*WRITTEN REQUEST*:
In the entries that follow, find the word "Rhys" and report each line it is on.

───── MATERIALS PROVIDED

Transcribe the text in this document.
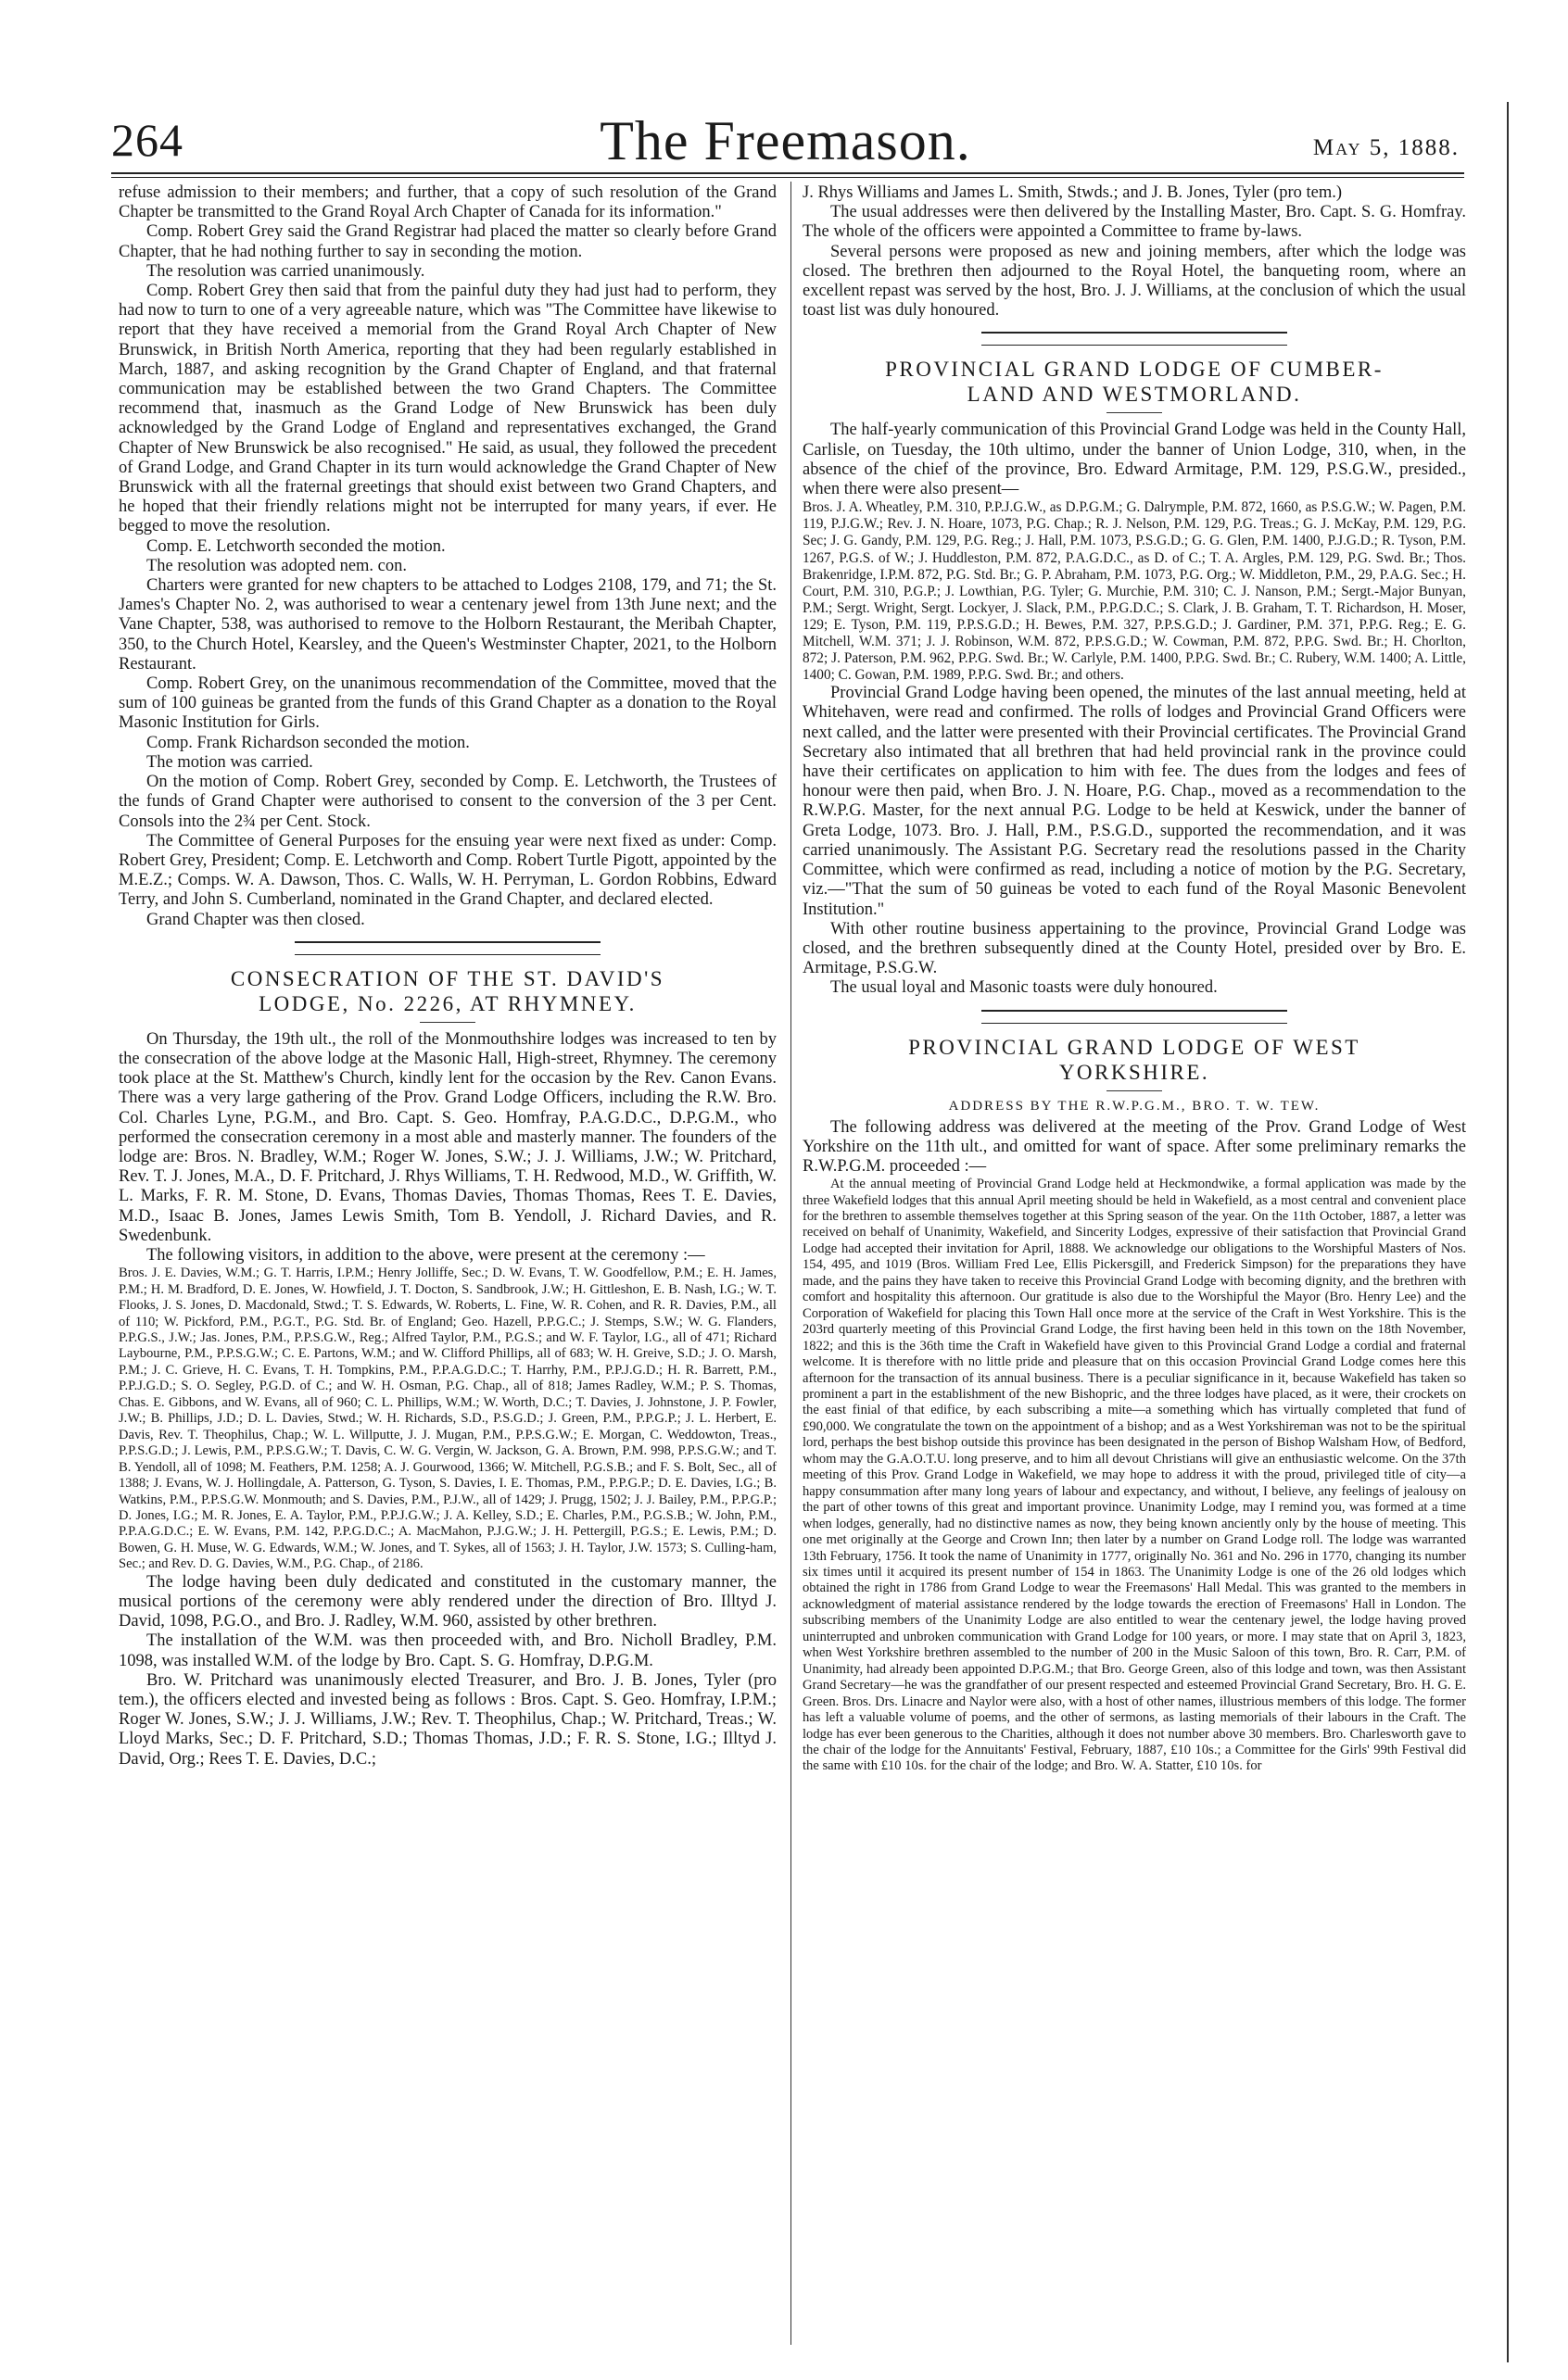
264	The Freemason.	May 5, 1888.

refuse admission to their members; and further, that a copy of such resolution of the Grand Chapter be transmitted to the Grand Royal Arch Chapter of Canada for its information."

Comp. Robert Grey said the Grand Registrar had placed the matter so clearly before Grand Chapter, that he had nothing further to say in seconding the motion.

The resolution was carried unanimously.

Comp. Robert Grey then said that from the painful duty they had just had to perform, they had now to turn to one of a very agreeable nature, which was "The Committee have likewise to report that they have received a memorial from the Grand Royal Arch Chapter of New Brunswick, in British North America, reporting that they had been regularly established in March, 1887, and asking recognition by the Grand Chapter of England, and that fraternal communication may be established between the two Grand Chapters. The Committee recommend that, inasmuch as the Grand Lodge of New Brunswick has been duly acknowledged by the Grand Lodge of England and representatives exchanged, the Grand Chapter of New Brunswick be also recognised." He said, as usual, they followed the precedent of Grand Lodge, and Grand Chapter in its turn would acknowledge the Grand Chapter of New Brunswick with all the fraternal greetings that should exist between two Grand Chapters, and he hoped that their friendly relations might not be interrupted for many years, if ever. He begged to move the resolution.

Comp. E. Letchworth seconded the motion.

The resolution was adopted nem. con.

Charters were granted for new chapters to be attached to Lodges 2108, 179, and 71; the St. James's Chapter No. 2, was authorised to wear a centenary jewel from 13th June next; and the Vane Chapter, 538, was authorised to remove to the Holborn Restaurant, the Meribah Chapter, 350, to the Church Hotel, Kearsley, and the Queen's Westminster Chapter, 2021, to the Holborn Restaurant.

Comp. Robert Grey, on the unanimous recommendation of the Committee, moved that the sum of 100 guineas be granted from the funds of this Grand Chapter as a donation to the Royal Masonic Institution for Girls.

Comp. Frank Richardson seconded the motion.

The motion was carried.

On the motion of Comp. Robert Grey, seconded by Comp. E. Letchworth, the Trustees of the funds of Grand Chapter were authorised to consent to the conversion of the 3 per Cent. Consols into the 2¾ per Cent. Stock.

The Committee of General Purposes for the ensuing year were next fixed as under: Comp. Robert Grey, President; Comp. E. Letchworth and Comp. Robert Turtle Pigott, appointed by the M.E.Z.; Comps. W. A. Dawson, Thos. C. Walls, W. H. Perryman, L. Gordon Robbins, Edward Terry, and John S. Cumberland, nominated in the Grand Chapter, and declared elected.

Grand Chapter was then closed.

CONSECRATION OF THE ST. DAVID'S

LODGE, No. 2226, AT RHYMNEY.

On Thursday, the 19th ult., the roll of the Monmouthshire lodges was increased to ten by the consecration of the above lodge at the Masonic Hall, High-street, Rhymney. The ceremony took place at the St. Matthew's Church, kindly lent for the occasion by the Rev. Canon Evans. There was a very large gathering of the Prov. Grand Lodge Officers, including the R.W. Bro. Col. Charles Lyne, P.G.M., and Bro. Capt. S. Geo. Homfray, P.A.G.D.C., D.P.G.M., who performed the consecration ceremony in a most able and masterly manner. The founders of the lodge are: Bros. N. Bradley, W.M.; Roger W. Jones, S.W.; J. J. Williams, J.W.; W. Pritchard, Rev. T. J. Jones, M.A., D. F. Pritchard, J. Rhys Williams, T. H. Redwood, M.D., W. Griffith, W. L. Marks, F. R. M. Stone, D. Evans, Thomas Davies, Thomas Thomas, Rees T. E. Davies, M.D., Isaac B. Jones, James Lewis Smith, Tom B. Yendoll, J. Richard Davies, and R. Swedenbunk.

The following visitors, in addition to the above, were present at the ceremony :—

Bros. J. E. Davies, W.M.; G. T. Harris, I.P.M.; Henry Jolliffe, Sec.; D. W. Evans, T. W. Goodfellow, P.M.; E. H. James, P.M.; H. M. Bradford, D. E. Jones, W. Howfield, J. T. Docton, S. Sandbrook, J.W.; H. Gittleshon, E. B. Nash, I.G.; W. T. Flooks, J. S. Jones, D. Macdonald, Stwd.; T. S. Edwards, W. Roberts, L. Fine, W. R. Cohen, and R. R. Davies, P.M., all of 110; W. Pickford, P.M., P.G.T., P.G. Std. Br. of England; Geo. Hazell, P.P.G.C.; J. Stemps, S.W.; W. G. Flanders, P.P.G.S., J.W.; Jas. Jones, P.M., P.P.S.G.W., Reg.; Alfred Taylor, P.M., P.G.S.; and W. F. Taylor, I.G., all of 471; Richard Laybourne, P.M., P.P.S.G.W.; C. E. Partons, W.M.; and W. Clifford Phillips, all of 683; W. H. Greive, S.D.; J. O. Marsh, P.M.; J. C. Grieve, H. C. Evans, T. H. Tompkins, P.M., P.P.A.G.D.C.; T. Harrhy, P.M., P.P.J.G.D.; H. R. Barrett, P.M., P.P.J.G.D.; S. O. Segley, P.G.D. of C.; and W. H. Osman, P.G. Chap., all of 818; James Radley, W.M.; P. S. Thomas, Chas. E. Gibbons, and W. Evans, all of 960; C. L. Phillips, W.M.; W. Worth, D.C.; T. Davies, J. Johnstone, J. P. Fowler, J.W.; B. Phillips, J.D.; D. L. Davies, Stwd.; W. H. Richards, S.D., P.S.G.D.; J. Green, P.M., P.P.G.P.; J. L. Herbert, E. Davis, Rev. T. Theophilus, Chap.; W. L. Willputte, J. J. Mugan, P.M., P.P.S.G.W.; E. Morgan, C. Weddowton, Treas., P.P.S.G.D.; J. Lewis, P.M., P.P.S.G.W.; T. Davis, C. W. G. Vergin, W. Jackson, G. A. Brown, P.M. 998, P.P.S.G.W.; and T. B. Yendoll, all of 1098; M. Feathers, P.M. 1258; A. J. Gourwood, 1366; W. Mitchell, P.G.S.B.; and F. S. Bolt, Sec., all of 1388; J. Evans, W. J. Hollingdale, A. Patterson, G. Tyson, S. Davies, I. E. Thomas, P.M., P.P.G.P.; D. E. Davies, I.G.; B. Watkins, P.M., P.P.S.G.W. Monmouth; and S. Davies, P.M., P.J.W., all of 1429; J. Prugg, 1502; J. J. Bailey, P.M., P.P.G.P.; D. Jones, I.G.; M. R. Jones, E. A. Taylor, P.M., P.P.J.G.W.; J. A. Kelley, S.D.; E. Charles, P.M., P.G.S.B.; W. John, P.M., P.P.A.G.D.C.; E. W. Evans, P.M. 142, P.P.G.D.C.; A. MacMahon, P.J.G.W.; J. H. Pettergill, P.G.S.; E. Lewis, P.M.; D. Bowen, G. H. Muse, W. G. Edwards, W.M.; W. Jones, and T. Sykes, all of 1563; J. H. Taylor, J.W. 1573; S. Culling-ham, Sec.; and Rev. D. G. Davies, W.M., P.G. Chap., of 2186.

The lodge having been duly dedicated and constituted in the customary manner, the musical portions of the ceremony were ably rendered under the direction of Bro. Illtyd J. David, 1098, P.G.O., and Bro. J. Radley, W.M. 960, assisted by other brethren.

The installation of the W.M. was then proceeded with, and Bro. Nicholl Bradley, P.M. 1098, was installed W.M. of the lodge by Bro. Capt. S. G. Homfray, D.P.G.M.

Bro. W. Pritchard was unanimously elected Treasurer, and Bro. J. B. Jones, Tyler (pro tem.), the officers elected and invested being as follows : Bros. Capt. S. Geo. Homfray, I.P.M.; Roger W. Jones, S.W.; J. J. Williams, J.W.; Rev. T. Theophilus, Chap.; W. Pritchard, Treas.; W. Lloyd Marks, Sec.; D. F. Pritchard, S.D.; Thomas Thomas, J.D.; F. R. S. Stone, I.G.; Illtyd J. David, Org.; Rees T. E. Davies, D.C.;

J. Rhys Williams and James L. Smith, Stwds.; and J. B. Jones, Tyler (pro tem.)

The usual addresses were then delivered by the Installing Master, Bro. Capt. S. G. Homfray. The whole of the officers were appointed a Committee to frame by-laws.

Several persons were proposed as new and joining members, after which the lodge was closed. The brethren then adjourned to the Royal Hotel, the banqueting room, where an excellent repast was served by the host, Bro. J. J. Williams, at the conclusion of which the usual toast list was duly honoured.

PROVINCIAL GRAND LODGE OF CUMBER-

LAND AND WESTMORLAND.

The half-yearly communication of this Provincial Grand Lodge was held in the County Hall, Carlisle, on Tuesday, the 10th ultimo, under the banner of Union Lodge, 310, when, in the absence of the chief of the province, Bro. Edward Armitage, P.M. 129, P.S.G.W., presided., when there were also present—

Bros. J. A. Wheatley, P.M. 310, P.P.J.G.W., as D.P.G.M.; G. Dalrymple, P.M. 872, 1660, as P.S.G.W.; W. Pagen, P.M. 119, P.J.G.W.; Rev. J. N. Hoare, 1073, P.G. Chap.; R. J. Nelson, P.M. 129, P.G. Treas.; G. J. McKay, P.M. 129, P.G. Sec; J. G. Gandy, P.M. 129, P.G. Reg.; J. Hall, P.M. 1073, P.S.G.D.; G. G. Glen, P.M. 1400, P.J.G.D.; R. Tyson, P.M. 1267, P.G.S. of W.; J. Huddleston, P.M. 872, P.A.G.D.C., as D. of C.; T. A. Argles, P.M. 129, P.G. Swd. Br.; Thos. Brakenridge, I.P.M. 872, P.G. Std. Br.; G. P. Abraham, P.M. 1073, P.G. Org.; W. Middleton, P.M., 29, P.A.G. Sec.; H. Court, P.M. 310, P.G.P.; J. Lowthian, P.G. Tyler; G. Murchie, P.M. 310; C. J. Nanson, P.M.; Sergt.-Major Bunyan, P.M.; Sergt. Wright, Sergt. Lockyer, J. Slack, P.M., P.P.G.D.C.; S. Clark, J. B. Graham, T. T. Richardson, H. Moser, 129; E. Tyson, P.M. 119, P.P.S.G.D.; H. Bewes, P.M. 327, P.P.S.G.D.; J. Gardiner, P.M. 371, P.P.G. Reg.; E. G. Mitchell, W.M. 371; J. J. Robinson, W.M. 872, P.P.S.G.D.; W. Cowman, P.M. 872, P.P.G. Swd. Br.; H. Chorlton, 872; J. Paterson, P.M. 962, P.P.G. Swd. Br.; W. Carlyle, P.M. 1400, P.P.G. Swd. Br.; C. Rubery, W.M. 1400; A. Little, 1400; C. Gowan, P.M. 1989, P.P.G. Swd. Br.; and others.

Provincial Grand Lodge having been opened, the minutes of the last annual meeting, held at Whitehaven, were read and confirmed. The rolls of lodges and Provincial Grand Officers were next called, and the latter were presented with their Provincial certificates. The Provincial Grand Secretary also intimated that all brethren that had held provincial rank in the province could have their certificates on application to him with fee. The dues from the lodges and fees of honour were then paid, when Bro. J. N. Hoare, P.G. Chap., moved as a recommendation to the R.W.P.G. Master, for the next annual P.G. Lodge to be held at Keswick, under the banner of Greta Lodge, 1073. Bro. J. Hall, P.M., P.S.G.D., supported the recommendation, and it was carried unanimously. The Assistant P.G. Secretary read the resolutions passed in the Charity Committee, which were confirmed as read, including a notice of motion by the P.G. Secretary, viz.—"That the sum of 50 guineas be voted to each fund of the Royal Masonic Benevolent Institution."

With other routine business appertaining to the province, Provincial Grand Lodge was closed, and the brethren subsequently dined at the County Hotel, presided over by Bro. E. Armitage, P.S.G.W.

The usual loyal and Masonic toasts were duly honoured.

PROVINCIAL GRAND LODGE OF WEST

YORKSHIRE.

ADDRESS BY THE R.W.P.G.M., BRO. T. W. TEW.

The following address was delivered at the meeting of the Prov. Grand Lodge of West Yorkshire on the 11th ult., and omitted for want of space. After some preliminary remarks the R.W.P.G.M. proceeded :—

At the annual meeting of Provincial Grand Lodge held at Heckmondwike, a formal application was made by the three Wakefield lodges that this annual April meeting should be held in Wakefield, as a most central and convenient place for the brethren to assemble themselves together at this Spring season of the year. On the 11th October, 1887, a letter was received on behalf of Unanimity, Wakefield, and Sincerity Lodges, expressive of their satisfaction that Provincial Grand Lodge had accepted their invitation for April, 1888. We acknowledge our obligations to the Worshipful Masters of Nos. 154, 495, and 1019 (Bros. William Fred Lee, Ellis Pickersgill, and Frederick Simpson) for the preparations they have made, and the pains they have taken to receive this Provincial Grand Lodge with becoming dignity, and the brethren with comfort and hospitality this afternoon. Our gratitude is also due to the Worshipful the Mayor (Bro. Henry Lee) and the Corporation of Wakefield for placing this Town Hall once more at the service of the Craft in West Yorkshire. This is the 203rd quarterly meeting of this Provincial Grand Lodge, the first having been held in this town on the 18th November, 1822; and this is the 36th time the Craft in Wakefield have given to this Provincial Grand Lodge a cordial and fraternal welcome. It is therefore with no little pride and pleasure that on this occasion Provincial Grand Lodge comes here this afternoon for the transaction of its annual business. There is a peculiar significance in it, because Wakefield has taken so prominent a part in the establishment of the new Bishopric, and the three lodges have placed, as it were, their crockets on the east finial of that edifice, by each subscribing a mite—a something which has virtually completed that fund of £90,000. We congratulate the town on the appointment of a bishop; and as a West Yorkshireman was not to be the spiritual lord, perhaps the best bishop outside this province has been designated in the person of Bishop Walsham How, of Bedford, whom may the G.A.O.T.U. long preserve, and to him all devout Christians will give an enthusiastic welcome. On the 37th meeting of this Prov. Grand Lodge in Wakefield, we may hope to address it with the proud, privileged title of city—a happy consummation after many long years of labour and expectancy, and without, I believe, any feelings of jealousy on the part of other towns of this great and important province. Unanimity Lodge, may I remind you, was formed at a time when lodges, generally, had no distinctive names as now, they being known anciently only by the house of meeting. This one met originally at the George and Crown Inn; then later by a number on Grand Lodge roll. The lodge was warranted 13th February, 1756. It took the name of Unanimity in 1777, originally No. 361 and No. 296 in 1770, changing its number six times until it acquired its present number of 154 in 1863. The Unanimity Lodge is one of the 26 old lodges which obtained the right in 1786 from Grand Lodge to wear the Freemasons' Hall Medal. This was granted to the members in acknowledgment of material assistance rendered by the lodge towards the erection of Freemasons' Hall in London. The subscribing members of the Unanimity Lodge are also entitled to wear the centenary jewel, the lodge having proved uninterrupted and unbroken communication with Grand Lodge for 100 years, or more. I may state that on April 3, 1823, when West Yorkshire brethren assembled to the number of 200 in the Music Saloon of this town, Bro. R. Carr, P.M. of Unanimity, had already been appointed D.P.G.M.; that Bro. George Green, also of this lodge and town, was then Assistant Grand Secretary—he was the grandfather of our present respected and esteemed Provincial Grand Secretary, Bro. H. G. E. Green. Bros. Drs. Linacre and Naylor were also, with a host of other names, illustrious members of this lodge. The former has left a valuable volume of poems, and the other of sermons, as lasting memorials of their labours in the Craft. The lodge has ever been generous to the Charities, although it does not number above 30 members. Bro. Charlesworth gave to the chair of the lodge for the Annuitants' Festival, February, 1887, £10 10s.; a Committee for the Girls' 99th Festival did the same with £10 10s. for the chair of the lodge; and Bro. W. A. Statter, £10 10s. for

──────────

*TASK OUTPUT*:
On Thursday, the 19th ult., the roll of the Monmouthshire lodges was increased to ten by the consecration of the above lodge at the Masonic Hall, High-street, Rhymney. The ceremony took place at the St. Matthew's Church, kindly lent for the occasion by the Rev. Canon Evans. There was a very large gathering of the Prov. Grand Lodge Officers, including the R.W. Bro. Col. Charles Lyne, P.G.M., and Bro. Capt. S. Geo. Homfray, P.A.G.D.C., D.P.G.M., who performed the consecration ceremony in a most able and masterly manner. The founders of the lodge are: Bros. N. Bradley, W.M.; Roger W. Jones, S.W.; J. J. Williams, J.W.; W. Pritchard, Rev. T. J. Jones, M.A., D. F. Pritchard, J. Rhys Williams, T. H. Redwood, M.D., W. Griffith, W. L. Marks, F. R. M. Stone, D. Evans, Thomas Davies, Thomas Thomas, Rees T. E. Davies, M.D., Isaac B. Jones, James Lewis Smith, Tom B. Yendoll, J. Richard Davies, and R. Swedenbunk.
J. Rhys Williams and James L. Smith, Stwds.; and J. B. Jones, Tyler (pro tem.)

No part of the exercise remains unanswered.